Entries provided:
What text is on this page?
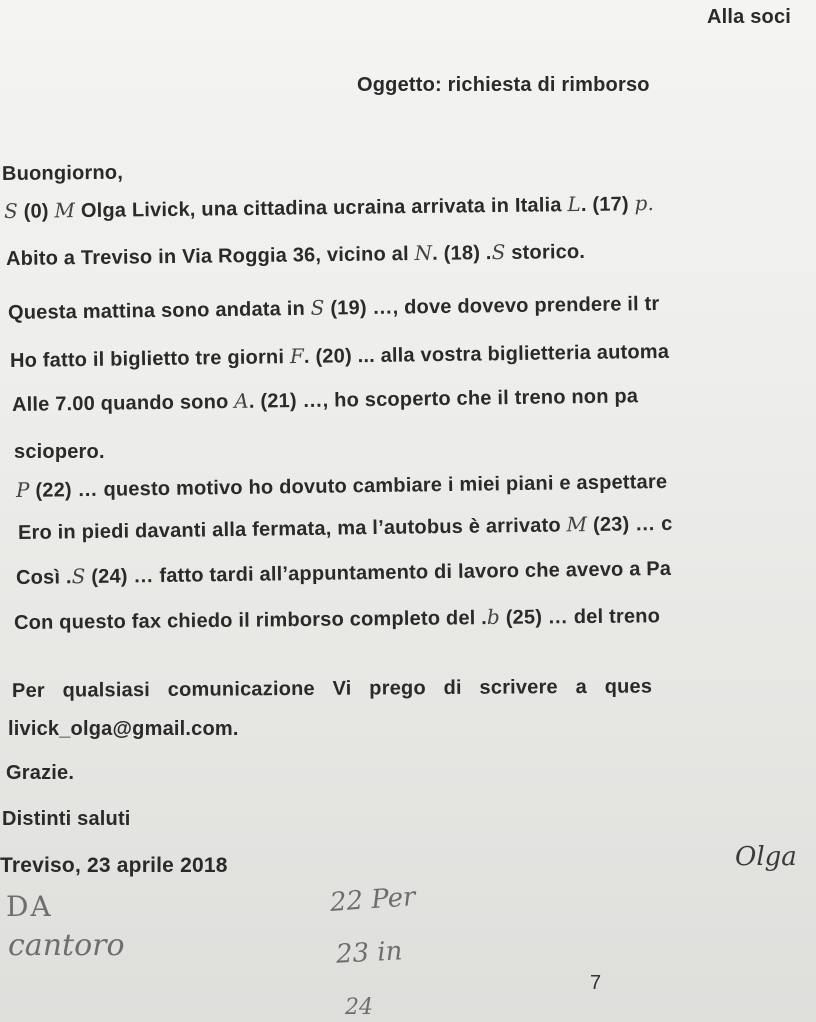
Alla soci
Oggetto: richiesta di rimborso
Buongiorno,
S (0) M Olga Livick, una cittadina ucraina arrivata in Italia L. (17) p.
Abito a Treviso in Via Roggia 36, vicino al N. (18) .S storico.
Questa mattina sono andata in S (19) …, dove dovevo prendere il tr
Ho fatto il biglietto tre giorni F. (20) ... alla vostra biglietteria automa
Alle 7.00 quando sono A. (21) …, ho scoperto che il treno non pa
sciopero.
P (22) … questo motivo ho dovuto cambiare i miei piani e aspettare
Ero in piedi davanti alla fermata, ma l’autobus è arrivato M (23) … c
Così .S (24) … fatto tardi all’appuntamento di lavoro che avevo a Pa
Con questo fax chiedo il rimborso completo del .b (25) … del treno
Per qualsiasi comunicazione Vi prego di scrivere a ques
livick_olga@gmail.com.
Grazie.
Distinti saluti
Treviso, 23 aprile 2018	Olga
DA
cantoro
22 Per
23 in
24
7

--

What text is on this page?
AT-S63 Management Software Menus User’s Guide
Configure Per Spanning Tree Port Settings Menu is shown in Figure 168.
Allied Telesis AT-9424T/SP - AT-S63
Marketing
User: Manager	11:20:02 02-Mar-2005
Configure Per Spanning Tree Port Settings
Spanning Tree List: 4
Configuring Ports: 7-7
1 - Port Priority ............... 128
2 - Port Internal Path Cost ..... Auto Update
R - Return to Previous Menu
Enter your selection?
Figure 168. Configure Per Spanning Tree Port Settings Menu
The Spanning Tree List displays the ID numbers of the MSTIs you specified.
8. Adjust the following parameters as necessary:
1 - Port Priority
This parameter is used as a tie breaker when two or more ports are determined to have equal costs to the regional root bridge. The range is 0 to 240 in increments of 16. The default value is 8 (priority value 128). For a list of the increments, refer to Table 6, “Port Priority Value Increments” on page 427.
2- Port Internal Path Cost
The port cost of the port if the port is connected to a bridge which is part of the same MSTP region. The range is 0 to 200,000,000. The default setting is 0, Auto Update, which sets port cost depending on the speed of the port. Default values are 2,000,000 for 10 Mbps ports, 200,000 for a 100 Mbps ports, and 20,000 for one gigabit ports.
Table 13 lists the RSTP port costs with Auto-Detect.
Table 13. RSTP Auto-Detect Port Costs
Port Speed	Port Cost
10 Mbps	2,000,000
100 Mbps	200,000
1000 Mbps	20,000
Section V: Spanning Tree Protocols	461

Your goal:
Determine the number of lines where the string "sono" occurs, and give that number only.

The result:
2